Dataset rows –
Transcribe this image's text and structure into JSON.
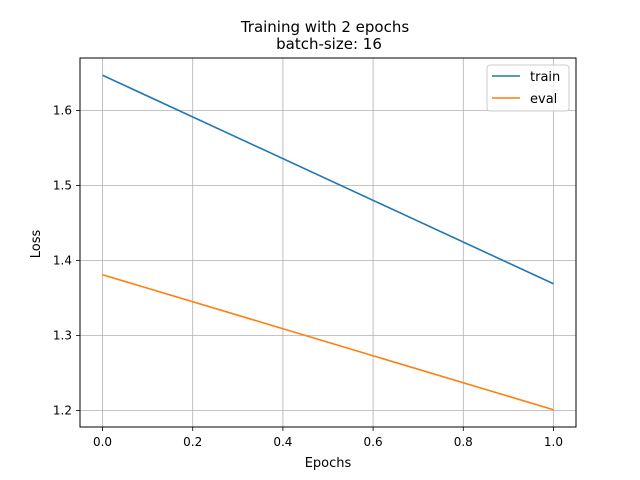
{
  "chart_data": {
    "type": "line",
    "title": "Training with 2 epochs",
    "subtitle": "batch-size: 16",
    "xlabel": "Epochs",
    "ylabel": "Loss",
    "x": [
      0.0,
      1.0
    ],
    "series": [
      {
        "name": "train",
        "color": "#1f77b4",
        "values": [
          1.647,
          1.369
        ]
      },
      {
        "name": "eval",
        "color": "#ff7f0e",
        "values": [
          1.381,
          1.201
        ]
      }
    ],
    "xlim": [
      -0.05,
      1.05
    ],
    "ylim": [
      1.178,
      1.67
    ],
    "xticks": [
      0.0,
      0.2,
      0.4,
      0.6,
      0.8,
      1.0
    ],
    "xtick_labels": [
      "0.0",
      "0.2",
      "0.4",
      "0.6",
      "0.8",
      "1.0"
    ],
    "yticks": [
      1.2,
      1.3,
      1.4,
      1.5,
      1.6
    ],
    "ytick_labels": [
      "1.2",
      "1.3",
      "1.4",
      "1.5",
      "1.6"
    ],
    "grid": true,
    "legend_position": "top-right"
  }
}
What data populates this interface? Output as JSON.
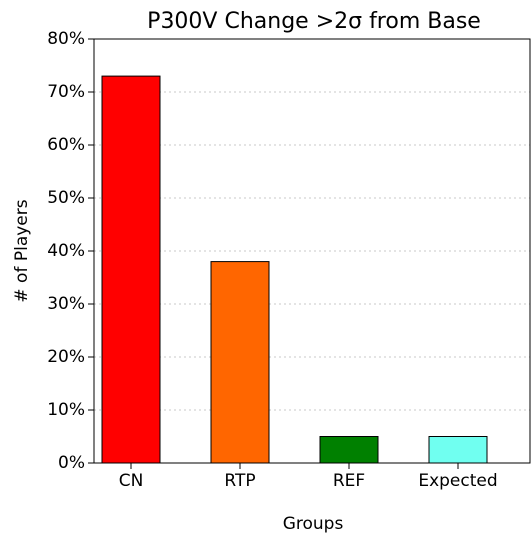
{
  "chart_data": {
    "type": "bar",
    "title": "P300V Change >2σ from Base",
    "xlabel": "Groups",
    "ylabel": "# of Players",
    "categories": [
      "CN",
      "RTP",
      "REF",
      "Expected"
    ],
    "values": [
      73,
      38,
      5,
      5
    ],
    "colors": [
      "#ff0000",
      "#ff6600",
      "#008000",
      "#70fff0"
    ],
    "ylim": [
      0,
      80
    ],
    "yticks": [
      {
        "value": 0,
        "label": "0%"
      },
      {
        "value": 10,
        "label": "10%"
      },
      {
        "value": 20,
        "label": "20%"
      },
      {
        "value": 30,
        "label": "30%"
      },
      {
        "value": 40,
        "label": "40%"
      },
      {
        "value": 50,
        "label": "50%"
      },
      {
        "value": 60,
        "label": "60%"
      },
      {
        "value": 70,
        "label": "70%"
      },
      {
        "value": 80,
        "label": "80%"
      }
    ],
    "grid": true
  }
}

Work to be completed –
Each line in the entries above that includes the string "this" should be extracted.

Result of the task –
Transcribe this image's text and structure into JSON.
What data populates this interface? Output as JSON.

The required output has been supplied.